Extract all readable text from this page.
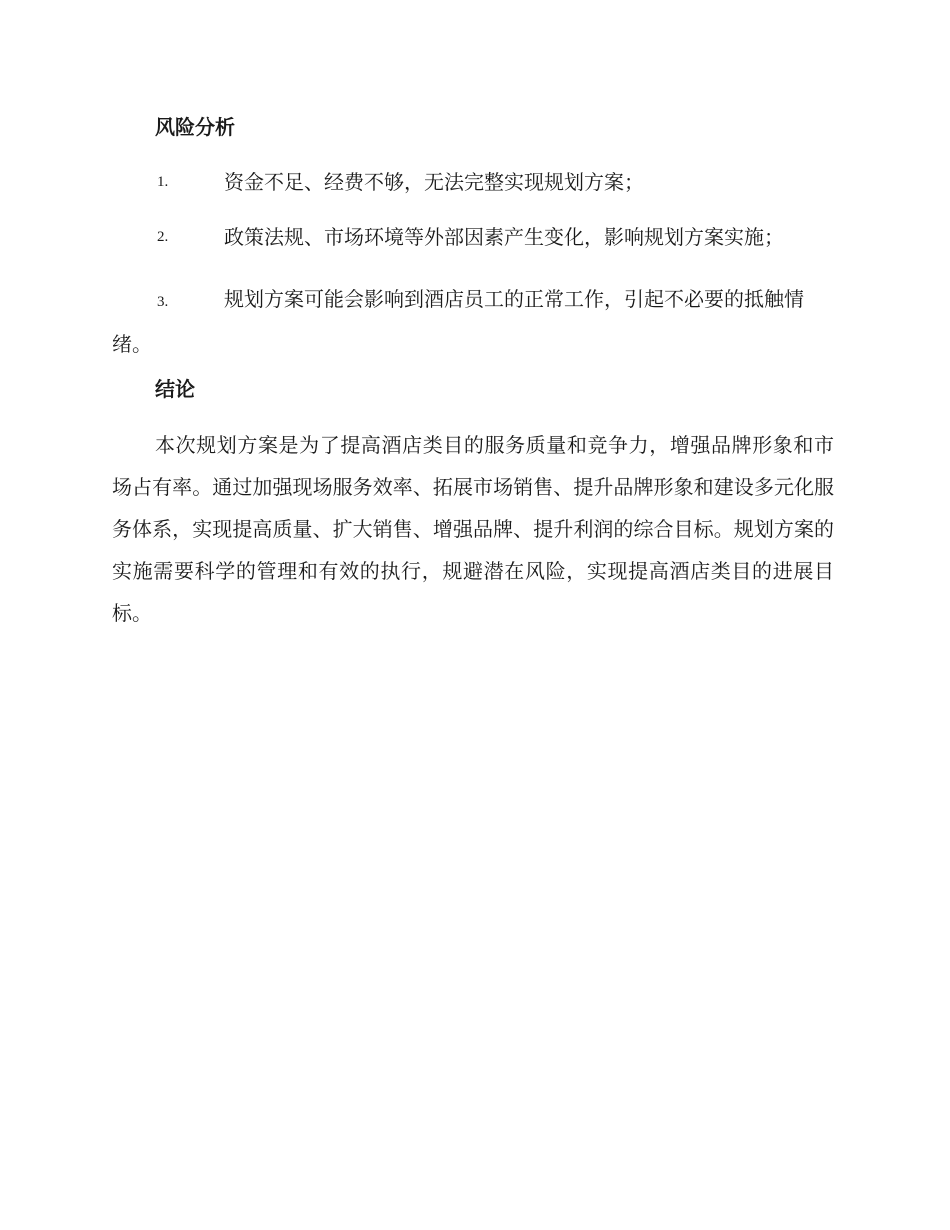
风险分析
1.	资金不足、经费不够，无法完整实现规划方案；
2.	政策法规、市场环境等外部因素产生变化，影响规划方案实施；
3.	规划方案可能会影响到酒店员工的正常工作，引起不必要的抵触情绪。
结论

本次规划方案是为了提高酒店类目的服务质量和竞争力，增强品牌形象和市场占有率。通过加强现场服务效率、拓展市场销售、提升品牌形象和建设多元化服务体系，实现提高质量、扩大销售、增强品牌、提升利润的综合目标。规划方案的实施需要科学的管理和有效的执行，规避潜在风险，实现提高酒店类目的进展目标。
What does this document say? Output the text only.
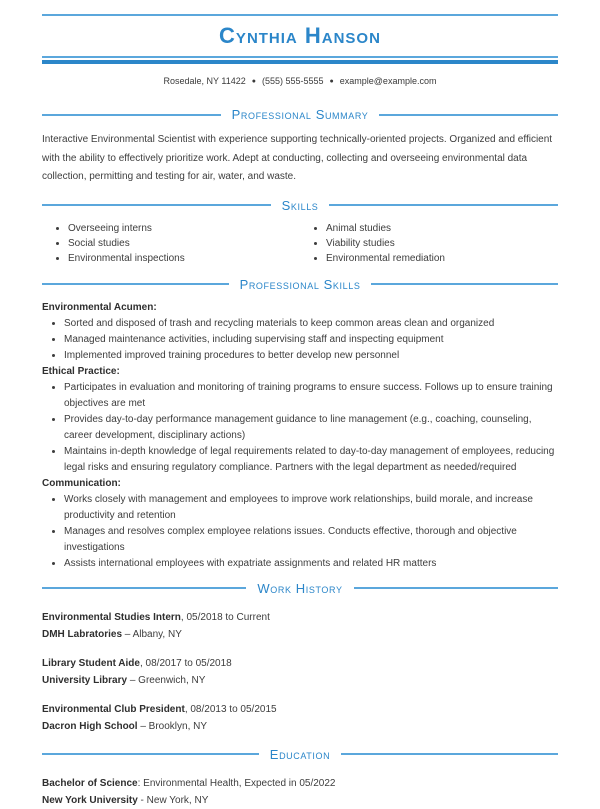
Cynthia Hanson
Rosedale, NY 11422 ● (555) 555-5555 ● example@example.com
Professional Summary

Interactive Environmental Scientist with experience supporting technically-oriented projects. Organized and efficient with the ability to effectively prioritize work. Adept at conducting, collecting and overseeing environmental data collection, permitting and testing for air, water, and waste.

Skills
• Overseeing interns
• Social studies
• Environmental inspections
• Animal studies
• Viability studies
• Environmental remediation
Professional Skills
Environmental Acumen:
• Sorted and disposed of trash and recycling materials to keep common areas clean and organized
• Managed maintenance activities, including supervising staff and inspecting equipment
• Implemented improved training procedures to better develop new personnel
Ethical Practice:
• Participates in evaluation and monitoring of training programs to ensure success. Follows up to ensure training objectives are met
• Provides day-to-day performance management guidance to line management (e.g., coaching, counseling, career development, disciplinary actions)
• Maintains in-depth knowledge of legal requirements related to day-to-day management of employees, reducing legal risks and ensuring regulatory compliance. Partners with the legal department as needed/required
Communication:
• Works closely with management and employees to improve work relationships, build morale, and increase productivity and retention
• Manages and resolves complex employee relations issues. Conducts effective, thorough and objective investigations
• Assists international employees with expatriate assignments and related HR matters
Work History

Environmental Studies Intern, 05/2018 to Current

DMH Labratories – Albany, NY

Library Student Aide, 08/2017 to 05/2018

University Library – Greenwich, NY

Environmental Club President, 08/2013 to 05/2015

Dacron High School – Brooklyn, NY

Education

Bachelor of Science: Environmental Health, Expected in 05/2022

New York University - New York, NY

• **WORK TO COMPLETE**: From the material above, copy everything exactly but the pictures.

• **RESPONSE TO THE EXERCISE**:
Extract all readable text from this page.
风险分析
1.	资金不足、经费不够，无法完整实现规划方案；
2.	政策法规、市场环境等外部因素产生变化，影响规划方案实施；
3.	规划方案可能会影响到酒店员工的正常工作，引起不必要的抵触情绪。
结论

本次规划方案是为了提高酒店类目的服务质量和竞争力，增强品牌形象和市场占有率。通过加强现场服务效率、拓展市场销售、提升品牌形象和建设多元化服务体系，实现提高质量、扩大销售、增强品牌、提升利润的综合目标。规划方案的实施需要科学的管理和有效的执行，规避潜在风险，实现提高酒店类目的进展目标。
What does this document say? Output the text only.
Cynthia Hanson
Rosedale, NY 11422 ● (555) 555-5555 ● example@example.com
Professional Summary

Interactive Environmental Scientist with experience supporting technically-oriented projects. Organized and efficient with the ability to effectively prioritize work. Adept at conducting, collecting and overseeing environmental data collection, permitting and testing for air, water, and waste.

Skills
• Overseeing interns
• Social studies
• Environmental inspections
• Animal studies
• Viability studies
• Environmental remediation
Professional Skills
Environmental Acumen:
• Sorted and disposed of trash and recycling materials to keep common areas clean and organized
• Managed maintenance activities, including supervising staff and inspecting equipment
• Implemented improved training procedures to better develop new personnel
Ethical Practice:
• Participates in evaluation and monitoring of training programs to ensure success. Follows up to ensure training objectives are met
• Provides day-to-day performance management guidance to line management (e.g., coaching, counseling, career development, disciplinary actions)
• Maintains in-depth knowledge of legal requirements related to day-to-day management of employees, reducing legal risks and ensuring regulatory compliance. Partners with the legal department as needed/required
Communication:
• Works closely with management and employees to improve work relationships, build morale, and increase productivity and retention
• Manages and resolves complex employee relations issues. Conducts effective, thorough and objective investigations
• Assists international employees with expatriate assignments and related HR matters
Work History

Environmental Studies Intern, 05/2018 to Current

DMH Labratories – Albany, NY

Library Student Aide, 08/2017 to 05/2018

University Library – Greenwich, NY

Environmental Club President, 08/2013 to 05/2015

Dacron High School – Brooklyn, NY

Education

Bachelor of Science: Environmental Health, Expected in 05/2022

New York University - New York, NY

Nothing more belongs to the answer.